**TASK DIRECTIONS**
Copy nothing but the text: reproduce each line of the listing exactly and leave the pictures out.

**RAW RECORDS**
▬▬▬▬▬▬▬▬▬▬

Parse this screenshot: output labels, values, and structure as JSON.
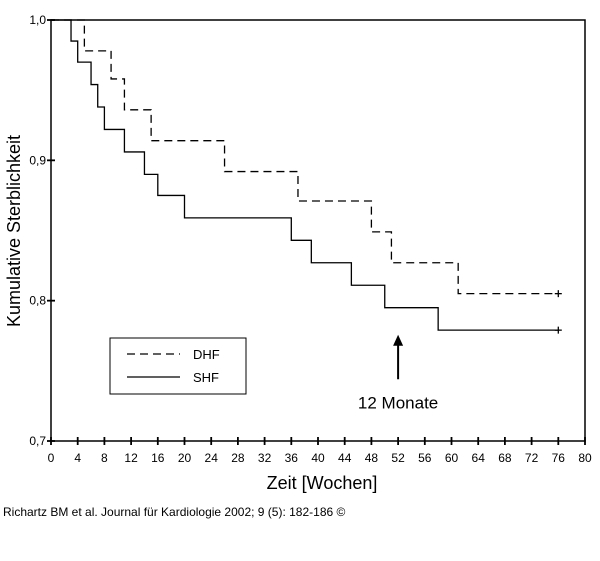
{
  "chart_data": {
    "type": "line",
    "subtype": "kaplan-meier step",
    "title": "",
    "xlabel": "Zeit [Wochen]",
    "ylabel": "Kumulative Sterblichkeit",
    "xlim": [
      0,
      80
    ],
    "ylim": [
      0.7,
      1.0
    ],
    "x_ticks": [
      0,
      4,
      8,
      12,
      16,
      20,
      24,
      28,
      32,
      36,
      40,
      44,
      48,
      52,
      56,
      60,
      64,
      68,
      72,
      76,
      80
    ],
    "y_ticks": [
      {
        "value": 0.7,
        "label": "0,7"
      },
      {
        "value": 0.8,
        "label": "0,8"
      },
      {
        "value": 0.9,
        "label": "0,9"
      },
      {
        "value": 1.0,
        "label": "1,0"
      }
    ],
    "legend": {
      "placement": "bottom-left"
    },
    "series": [
      {
        "name": "DHF",
        "style": "dashed",
        "steps": [
          [
            0,
            1.0
          ],
          [
            5,
            0.978
          ],
          [
            9,
            0.958
          ],
          [
            11,
            0.936
          ],
          [
            15,
            0.914
          ],
          [
            26,
            0.892
          ],
          [
            37,
            0.871
          ],
          [
            48,
            0.849
          ],
          [
            51,
            0.827
          ],
          [
            61,
            0.805
          ],
          [
            76,
            0.805
          ]
        ],
        "censor_marks": [
          [
            76,
            0.805
          ]
        ]
      },
      {
        "name": "SHF",
        "style": "solid",
        "steps": [
          [
            0,
            1.0
          ],
          [
            3,
            0.985
          ],
          [
            4,
            0.97
          ],
          [
            6,
            0.954
          ],
          [
            7,
            0.938
          ],
          [
            8,
            0.922
          ],
          [
            11,
            0.906
          ],
          [
            14,
            0.89
          ],
          [
            16,
            0.875
          ],
          [
            20,
            0.859
          ],
          [
            36,
            0.843
          ],
          [
            39,
            0.827
          ],
          [
            45,
            0.811
          ],
          [
            50,
            0.795
          ],
          [
            58,
            0.779
          ],
          [
            76,
            0.779
          ]
        ],
        "censor_marks": [
          [
            76,
            0.779
          ]
        ]
      }
    ],
    "annotations": [
      {
        "text": "12 Monate",
        "arrow_x": 52,
        "arrow_from_y": 0.744,
        "arrow_to_y": 0.775
      }
    ]
  },
  "caption": "Richartz BM et al. Journal für Kardiologie 2002; 9 (5): 182-186 ©"
}
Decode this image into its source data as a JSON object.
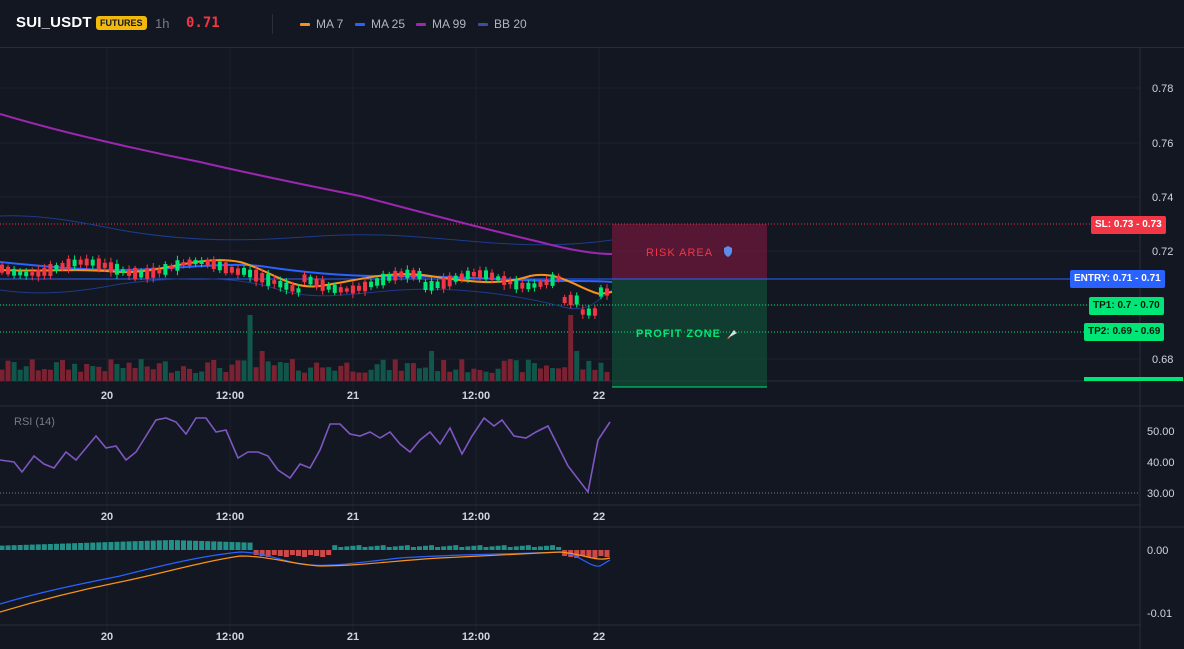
{
  "header": {
    "symbol": "SUI_USDT",
    "badge": "FUTURES",
    "interval": "1h",
    "price": "0.71",
    "indicators": [
      {
        "label": "MA 7",
        "color": "#f7931a"
      },
      {
        "label": "MA 25",
        "color": "#2962ff"
      },
      {
        "label": "MA 99",
        "color": "#9c27b0"
      },
      {
        "label": "BB 20",
        "color": "#1e3a8a"
      }
    ]
  },
  "price_axis": {
    "ticks": [
      "0.78",
      "0.76",
      "0.74",
      "0.72",
      "0.68"
    ]
  },
  "time_axis": {
    "ticks": [
      "20",
      "12:00",
      "21",
      "12:00",
      "22"
    ]
  },
  "zones": {
    "risk_label": "RISK AREA",
    "profit_label": "PROFIT ZONE"
  },
  "price_tags": {
    "sl": "SL: 0.73 - 0.73",
    "entry": "ENTRY: 0.71 - 0.71",
    "tp1": "TP1: 0.7 - 0.70",
    "tp2": "TP2: 0.69 - 0.69"
  },
  "rsi": {
    "label": "RSI (14)",
    "ticks": [
      "50.00",
      "40.00",
      "30.00"
    ]
  },
  "macd": {
    "ticks": [
      "0.00",
      "-0.01"
    ]
  },
  "colors": {
    "up": "#00e676",
    "down": "#f23645",
    "background": "#131722"
  }
}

▬▬▬▬▬▬▬▬▬▬

**EXERCISE ANSWER**
Parse this screenshot: output labels, values, and structure as JSON.
{
  "chart_data": {
    "type": "line",
    "subtype": "kaplan-meier step",
    "title": "",
    "xlabel": "Zeit [Wochen]",
    "ylabel": "Kumulative Sterblichkeit",
    "xlim": [
      0,
      80
    ],
    "ylim": [
      0.7,
      1.0
    ],
    "x_ticks": [
      0,
      4,
      8,
      12,
      16,
      20,
      24,
      28,
      32,
      36,
      40,
      44,
      48,
      52,
      56,
      60,
      64,
      68,
      72,
      76,
      80
    ],
    "y_ticks": [
      {
        "value": 0.7,
        "label": "0,7"
      },
      {
        "value": 0.8,
        "label": "0,8"
      },
      {
        "value": 0.9,
        "label": "0,9"
      },
      {
        "value": 1.0,
        "label": "1,0"
      }
    ],
    "legend": {
      "placement": "bottom-left"
    },
    "series": [
      {
        "name": "DHF",
        "style": "dashed",
        "steps": [
          [
            0,
            1.0
          ],
          [
            5,
            0.978
          ],
          [
            9,
            0.958
          ],
          [
            11,
            0.936
          ],
          [
            15,
            0.914
          ],
          [
            26,
            0.892
          ],
          [
            37,
            0.871
          ],
          [
            48,
            0.849
          ],
          [
            51,
            0.827
          ],
          [
            61,
            0.805
          ],
          [
            76,
            0.805
          ]
        ],
        "censor_marks": [
          [
            76,
            0.805
          ]
        ]
      },
      {
        "name": "SHF",
        "style": "solid",
        "steps": [
          [
            0,
            1.0
          ],
          [
            3,
            0.985
          ],
          [
            4,
            0.97
          ],
          [
            6,
            0.954
          ],
          [
            7,
            0.938
          ],
          [
            8,
            0.922
          ],
          [
            11,
            0.906
          ],
          [
            14,
            0.89
          ],
          [
            16,
            0.875
          ],
          [
            20,
            0.859
          ],
          [
            36,
            0.843
          ],
          [
            39,
            0.827
          ],
          [
            45,
            0.811
          ],
          [
            50,
            0.795
          ],
          [
            58,
            0.779
          ],
          [
            76,
            0.779
          ]
        ],
        "censor_marks": [
          [
            76,
            0.779
          ]
        ]
      }
    ],
    "annotations": [
      {
        "text": "12 Monate",
        "arrow_x": 52,
        "arrow_from_y": 0.744,
        "arrow_to_y": 0.775
      }
    ]
  },
  "caption": "Richartz BM et al. Journal für Kardiologie 2002; 9 (5): 182-186 ©"
}
Decode this image into its source data as a JSON object.
{
  "header": {
    "symbol": "SUI_USDT",
    "badge": "FUTURES",
    "interval": "1h",
    "price": "0.71",
    "indicators": [
      {
        "label": "MA 7",
        "color": "#f7931a"
      },
      {
        "label": "MA 25",
        "color": "#2962ff"
      },
      {
        "label": "MA 99",
        "color": "#9c27b0"
      },
      {
        "label": "BB 20",
        "color": "#1e3a8a"
      }
    ]
  },
  "price_axis": {
    "ticks": [
      "0.78",
      "0.76",
      "0.74",
      "0.72",
      "0.68"
    ]
  },
  "time_axis": {
    "ticks": [
      "20",
      "12:00",
      "21",
      "12:00",
      "22"
    ]
  },
  "zones": {
    "risk_label": "RISK AREA",
    "profit_label": "PROFIT ZONE"
  },
  "price_tags": {
    "sl": "SL: 0.73 - 0.73",
    "entry": "ENTRY: 0.71 - 0.71",
    "tp1": "TP1: 0.7 - 0.70",
    "tp2": "TP2: 0.69 - 0.69"
  },
  "rsi": {
    "label": "RSI (14)",
    "ticks": [
      "50.00",
      "40.00",
      "30.00"
    ]
  },
  "macd": {
    "ticks": [
      "0.00",
      "-0.01"
    ]
  },
  "colors": {
    "up": "#00e676",
    "down": "#f23645",
    "background": "#131722"
  }
}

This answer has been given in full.